Recast each line of the data below as an item in a numbered list, leaving out any blank lines.

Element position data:
##############################

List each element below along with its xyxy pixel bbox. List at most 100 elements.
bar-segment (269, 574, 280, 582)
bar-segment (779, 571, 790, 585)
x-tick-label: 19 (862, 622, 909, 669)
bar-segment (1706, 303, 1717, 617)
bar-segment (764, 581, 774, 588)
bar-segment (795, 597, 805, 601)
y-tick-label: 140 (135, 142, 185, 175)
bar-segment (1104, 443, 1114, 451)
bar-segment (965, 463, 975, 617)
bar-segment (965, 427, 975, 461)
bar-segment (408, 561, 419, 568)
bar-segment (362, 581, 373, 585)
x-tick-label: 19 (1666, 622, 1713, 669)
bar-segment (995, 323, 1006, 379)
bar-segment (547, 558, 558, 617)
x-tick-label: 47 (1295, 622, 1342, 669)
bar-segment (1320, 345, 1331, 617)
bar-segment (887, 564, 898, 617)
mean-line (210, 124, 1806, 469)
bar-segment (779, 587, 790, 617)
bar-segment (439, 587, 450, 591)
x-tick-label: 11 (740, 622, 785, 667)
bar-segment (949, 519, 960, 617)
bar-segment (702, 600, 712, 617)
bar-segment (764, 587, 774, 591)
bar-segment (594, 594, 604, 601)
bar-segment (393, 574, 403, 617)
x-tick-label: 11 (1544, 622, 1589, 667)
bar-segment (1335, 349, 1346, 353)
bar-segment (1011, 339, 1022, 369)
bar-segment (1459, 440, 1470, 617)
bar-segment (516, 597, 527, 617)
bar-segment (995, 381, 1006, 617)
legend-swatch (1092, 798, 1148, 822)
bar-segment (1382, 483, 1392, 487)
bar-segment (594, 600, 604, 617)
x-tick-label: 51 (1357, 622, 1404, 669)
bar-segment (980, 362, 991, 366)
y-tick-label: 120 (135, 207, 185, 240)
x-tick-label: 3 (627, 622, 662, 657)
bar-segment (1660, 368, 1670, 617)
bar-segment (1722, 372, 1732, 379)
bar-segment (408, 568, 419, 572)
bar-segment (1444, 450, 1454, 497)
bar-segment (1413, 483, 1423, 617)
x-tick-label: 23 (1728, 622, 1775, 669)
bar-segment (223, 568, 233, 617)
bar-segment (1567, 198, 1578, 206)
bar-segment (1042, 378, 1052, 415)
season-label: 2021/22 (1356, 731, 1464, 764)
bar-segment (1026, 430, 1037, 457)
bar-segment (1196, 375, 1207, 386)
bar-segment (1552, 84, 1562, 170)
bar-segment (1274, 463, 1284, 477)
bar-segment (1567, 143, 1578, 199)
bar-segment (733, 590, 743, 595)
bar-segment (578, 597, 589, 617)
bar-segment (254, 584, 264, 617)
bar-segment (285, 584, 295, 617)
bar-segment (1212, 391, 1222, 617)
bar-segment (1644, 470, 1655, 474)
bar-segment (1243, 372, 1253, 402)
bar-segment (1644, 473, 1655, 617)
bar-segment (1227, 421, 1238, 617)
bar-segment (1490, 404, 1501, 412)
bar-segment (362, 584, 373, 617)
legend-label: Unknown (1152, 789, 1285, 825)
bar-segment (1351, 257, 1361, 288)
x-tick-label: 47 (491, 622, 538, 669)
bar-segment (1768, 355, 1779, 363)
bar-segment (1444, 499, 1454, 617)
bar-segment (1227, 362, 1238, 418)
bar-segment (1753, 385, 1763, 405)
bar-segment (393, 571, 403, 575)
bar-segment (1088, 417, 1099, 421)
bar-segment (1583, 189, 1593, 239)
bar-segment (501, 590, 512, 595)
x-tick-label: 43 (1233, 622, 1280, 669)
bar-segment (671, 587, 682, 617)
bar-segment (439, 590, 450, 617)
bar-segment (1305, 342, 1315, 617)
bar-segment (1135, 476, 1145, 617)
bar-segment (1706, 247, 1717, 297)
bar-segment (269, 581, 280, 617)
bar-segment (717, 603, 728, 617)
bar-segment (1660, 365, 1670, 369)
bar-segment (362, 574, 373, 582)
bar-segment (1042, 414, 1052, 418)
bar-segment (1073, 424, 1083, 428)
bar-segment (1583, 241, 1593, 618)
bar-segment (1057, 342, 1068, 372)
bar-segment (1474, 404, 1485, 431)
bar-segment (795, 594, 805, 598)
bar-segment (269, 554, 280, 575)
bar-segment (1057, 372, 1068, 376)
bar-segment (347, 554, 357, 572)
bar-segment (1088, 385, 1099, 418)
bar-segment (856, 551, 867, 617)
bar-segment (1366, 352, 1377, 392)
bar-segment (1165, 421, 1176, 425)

##############################

OUTPUT FOR THIS TASK:
1. List each element below along with its xyxy pixel bbox. List at most 100 elements.
2. bar-segment (269, 574, 280, 582)
3. bar-segment (779, 571, 790, 585)
4. x-tick-label: 19 (862, 622, 909, 669)
5. bar-segment (1706, 303, 1717, 617)
6. bar-segment (764, 581, 774, 588)
7. bar-segment (795, 597, 805, 601)
8. y-tick-label: 140 (135, 142, 185, 175)
9. bar-segment (1104, 443, 1114, 451)
10. bar-segment (965, 463, 975, 617)
11. bar-segment (965, 427, 975, 461)
12. bar-segment (408, 561, 419, 568)
13. bar-segment (362, 581, 373, 585)
14. x-tick-label: 19 (1666, 622, 1713, 669)
15. bar-segment (995, 323, 1006, 379)
16. bar-segment (547, 558, 558, 617)
17. x-tick-label: 47 (1295, 622, 1342, 669)
18. bar-segment (1320, 345, 1331, 617)
19. bar-segment (887, 564, 898, 617)
20. mean-line (210, 124, 1806, 469)
21. bar-segment (779, 587, 790, 617)
22. bar-segment (439, 587, 450, 591)
23. x-tick-label: 11 (740, 622, 785, 667)
24. bar-segment (949, 519, 960, 617)
25. bar-segment (702, 600, 712, 617)
26. bar-segment (764, 587, 774, 591)
27. bar-segment (594, 594, 604, 601)
28. bar-segment (393, 574, 403, 617)
29. x-tick-label: 11 (1544, 622, 1589, 667)
30. bar-segment (1335, 349, 1346, 353)
31. bar-segment (1011, 339, 1022, 369)
32. bar-segment (1459, 440, 1470, 617)
33. bar-segment (516, 597, 527, 617)
34. bar-segment (995, 381, 1006, 617)
35. legend-swatch (1092, 798, 1148, 822)
36. bar-segment (1382, 483, 1392, 487)
37. bar-segment (594, 600, 604, 617)
38. x-tick-label: 51 (1357, 622, 1404, 669)
39. bar-segment (980, 362, 991, 366)
40. y-tick-label: 120 (135, 207, 185, 240)
41. x-tick-label: 3 (627, 622, 662, 657)
42. bar-segment (1660, 368, 1670, 617)
43. bar-segment (1722, 372, 1732, 379)
44. bar-segment (408, 568, 419, 572)
45. bar-segment (1444, 450, 1454, 497)
46. bar-segment (1413, 483, 1423, 617)
47. x-tick-label: 23 (1728, 622, 1775, 669)
48. bar-segment (223, 568, 233, 617)
49. bar-segment (1567, 198, 1578, 206)
50. bar-segment (1042, 378, 1052, 415)
51. season-label: 2021/22 (1356, 731, 1464, 764)
52. bar-segment (1026, 430, 1037, 457)
53. bar-segment (1196, 375, 1207, 386)
54. bar-segment (1552, 84, 1562, 170)
55. bar-segment (1274, 463, 1284, 477)
56. bar-segment (1567, 143, 1578, 199)
57. bar-segment (733, 590, 743, 595)
58. bar-segment (578, 597, 589, 617)
59. bar-segment (254, 584, 264, 617)
60. bar-segment (285, 584, 295, 617)
61. bar-segment (1212, 391, 1222, 617)
62. bar-segment (1644, 470, 1655, 474)
63. bar-segment (1243, 372, 1253, 402)
64. bar-segment (1644, 473, 1655, 617)
65. bar-segment (1227, 421, 1238, 617)
66. bar-segment (1490, 404, 1501, 412)
67. bar-segment (362, 584, 373, 617)
68. legend-label: Unknown (1152, 789, 1285, 825)
69. bar-segment (1351, 257, 1361, 288)
70. x-tick-label: 47 (491, 622, 538, 669)
71. bar-segment (1768, 355, 1779, 363)
72. bar-segment (1444, 499, 1454, 617)
73. bar-segment (1227, 362, 1238, 418)
74. bar-segment (1753, 385, 1763, 405)
75. bar-segment (393, 571, 403, 575)
76. bar-segment (1088, 417, 1099, 421)
77. bar-segment (1583, 189, 1593, 239)
78. bar-segment (501, 590, 512, 595)
79. x-tick-label: 43 (1233, 622, 1280, 669)
80. bar-segment (671, 587, 682, 617)
81. bar-segment (439, 590, 450, 617)
82. bar-segment (1305, 342, 1315, 617)
83. bar-segment (1135, 476, 1145, 617)
84. bar-segment (1706, 247, 1717, 297)
85. bar-segment (269, 581, 280, 617)
86. bar-segment (717, 603, 728, 617)
87. bar-segment (1660, 365, 1670, 369)
88. bar-segment (362, 574, 373, 582)
89. bar-segment (1042, 414, 1052, 418)
90. bar-segment (1073, 424, 1083, 428)
91. bar-segment (1583, 241, 1593, 618)
92. bar-segment (1057, 342, 1068, 372)
93. bar-segment (1474, 404, 1485, 431)
94. bar-segment (795, 594, 805, 598)
95. bar-segment (269, 554, 280, 575)
96. bar-segment (1057, 372, 1068, 376)
97. bar-segment (347, 554, 357, 572)
98. bar-segment (1088, 385, 1099, 418)
99. bar-segment (856, 551, 867, 617)
100. bar-segment (1366, 352, 1377, 392)
101. bar-segment (1165, 421, 1176, 425)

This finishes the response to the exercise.